### Given exercise
Search the listing for "emerging" and copy every line where it appears.

(A run of records)
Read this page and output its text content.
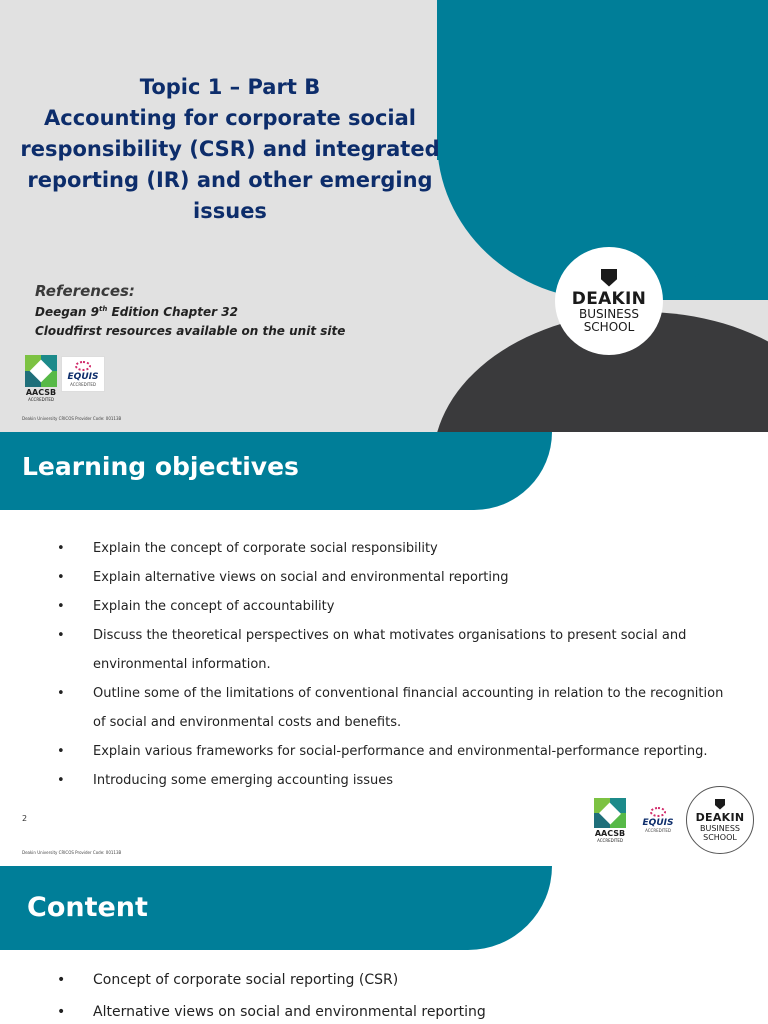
Topic 1 – Part B
Accounting for corporate social
responsibility (CSR) and integrated
reporting (IR) and other emerging
issues
References:
Deegan 9th Edition Chapter 32
Cloudfirst resources available on the unit site
AACSB
ACCREDITED
EQUIS
ACCREDITED
DEAKIN
BUSINESS
SCHOOL
Deakin University CRICOS Provider Code: 00113B
Learning objectives
• Explain the concept of corporate social responsibility
• Explain alternative views on social and environmental reporting
• Explain the concept of accountability
• Discuss the theoretical perspectives on what motivates organisations to present social and environmental information.
• Outline some of the limitations of conventional financial accounting in relation to the recognition of social and environmental costs and benefits.
• Explain various frameworks for social-performance and environmental-performance reporting.
• Introducing some emerging accounting issues
2
Deakin University CRICOS Provider Code: 00113B
AACSB
ACCREDITED
EQUIS
ACCREDITED
DEAKIN
BUSINESS
SCHOOL
Content
• Concept of corporate social reporting (CSR)
• Alternative views on social and environmental reporting
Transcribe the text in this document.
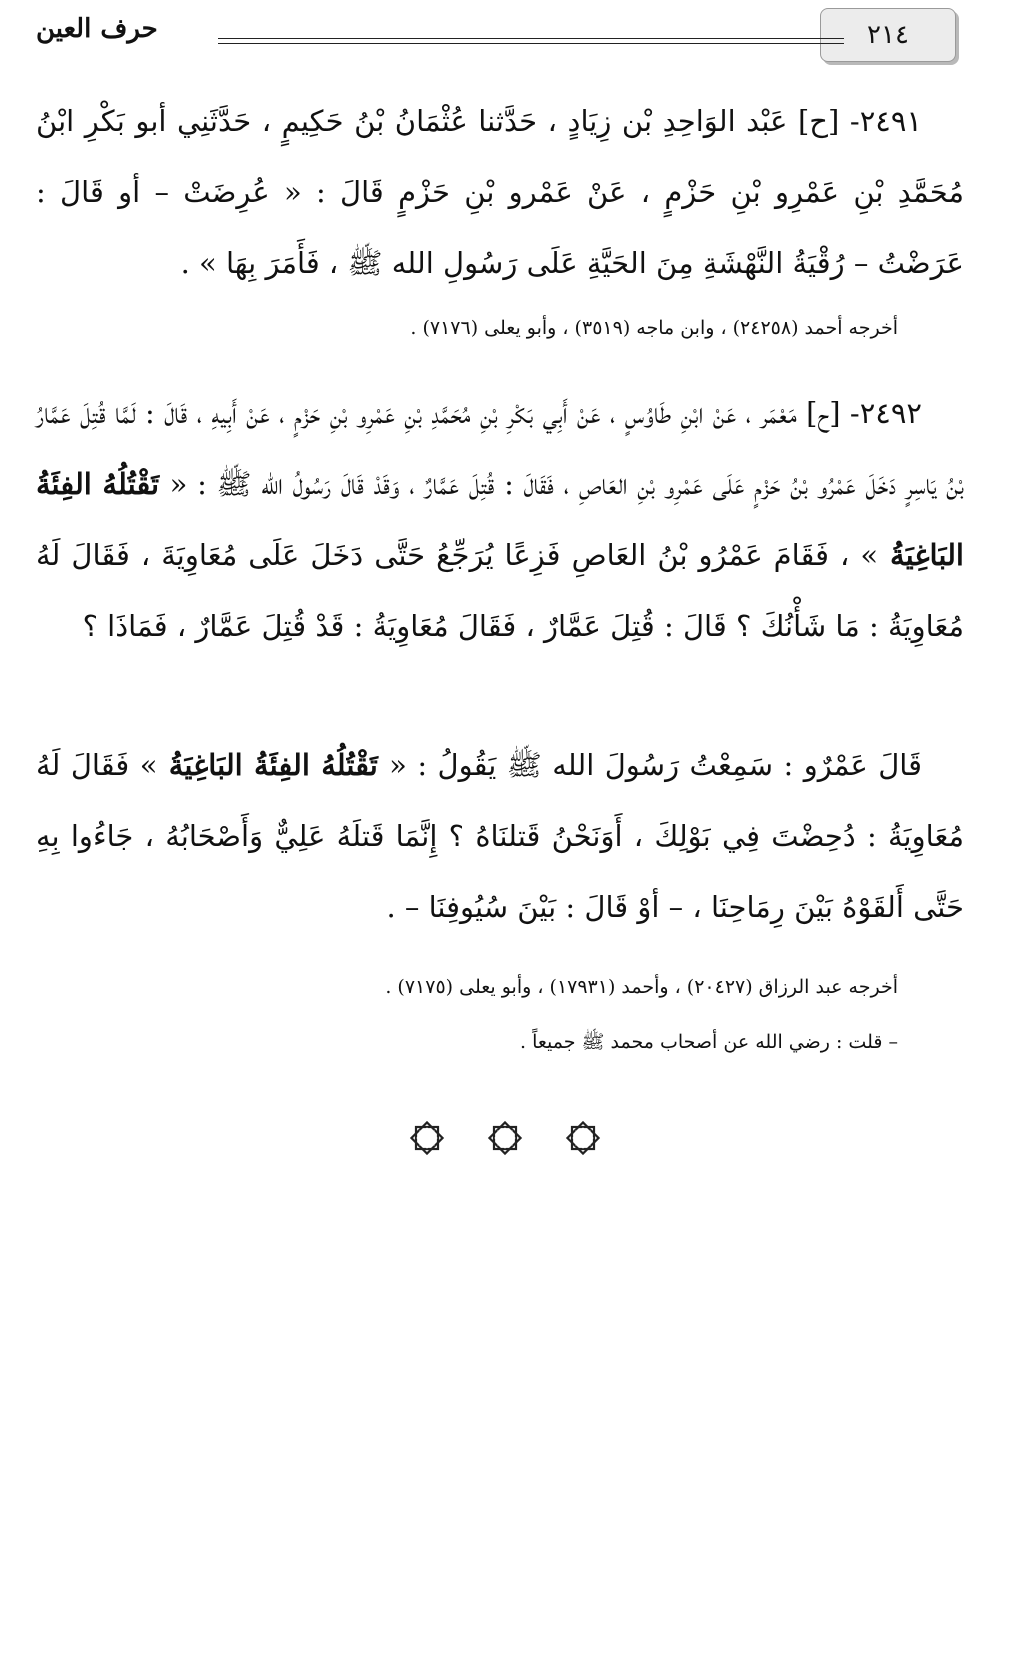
٢١٤
حرف العين

٢٤٩١- [ح] عَبْد الوَاحِدِ بْن زِيَادٍ ، حَدَّثنا عُثْمَانُ بْنُ حَكِيمٍ ، حَدَّثَنِي أبو بَكْرِ ابْنُ مُحَمَّدِ بْنِ عَمْرِو بْنِ حَزْمٍ ، عَنْ عَمْرو بْنِ حَزْمٍ قَالَ : « عُرِضَتْ – أو قَالَ : عَرَضْتُ – رُقْيَةُ النَّهْشَةِ مِنَ الحَيَّةِ عَلَى رَسُولِ الله ﷺ ، فَأَمَرَ بِهَا » .

أخرجه أحمد (٢٤٢٥٨) ، وابن ماجه (٣٥١٩) ، وأبو يعلى (٧١٧٦) .

٢٤٩٢- [ح] مَعْمَر ، عَنْ ابْنِ طَاوُسٍ ، عَنْ أَبِي بَكْرِ بْنِ مُحَمَّدِ بْنِ عَمْرِو بْنِ حَزْمٍ ، عَنْ أَبِيهِ ، قَالَ : لَمَّا قُتِلَ عَمَّارُ بْنُ يَاسِرٍ دَخَلَ عَمْرُو بْنُ حَزْمٍ عَلَى عَمْرِو بْنِ العَاصِ ، فَقَالَ : قُتِلَ عَمَّارٌ ، وَقَدْ قَالَ رَسُولُ الله ﷺ : « تَقْتُلُهُ الفِئَةُ البَاغِيَةُ » ، فَقَامَ عَمْرُو بْنُ العَاصِ فَزِعًا يُرَجِّعُ حَتَّى دَخَلَ عَلَى مُعَاوِيَةَ ، فَقَالَ لَهُ مُعَاوِيَةُ : مَا شَأْنُكَ ؟ قَالَ : قُتِلَ عَمَّارٌ ، فَقَالَ مُعَاوِيَةُ : قَدْ قُتِلَ عَمَّارٌ ، فَمَاذَا ؟

قَالَ عَمْرٌو : سَمِعْتُ رَسُولَ الله ﷺ يَقُولُ : « تَقْتُلُهُ الفِئَةُ البَاغِيَةُ » فَقَالَ لَهُ مُعَاوِيَةُ : دُحِضْتَ فِي بَوْلِكَ ، أَوَنَحْنُ قَتلنَاهُ ؟ إِنَّمَا قَتلَهُ عَلِيٌّ وَأَصْحَابُهُ ، جَاءُوا بِهِ حَتَّى أَلقَوْهُ بَيْنَ رِمَاحِنَا ، – أوْ قَالَ : بَيْنَ سُيُوفِنَا – .

أخرجه عبد الرزاق (٢٠٤٢٧) ، وأحمد (١٧٩٣١) ، وأبو يعلى (٧١٧٥) .
– قلت : رضي الله عن أصحاب محمد ﷺ جميعاً .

### Response to this exercise
reporting (IR) and other emerging
• Introducing some emerging accounting issues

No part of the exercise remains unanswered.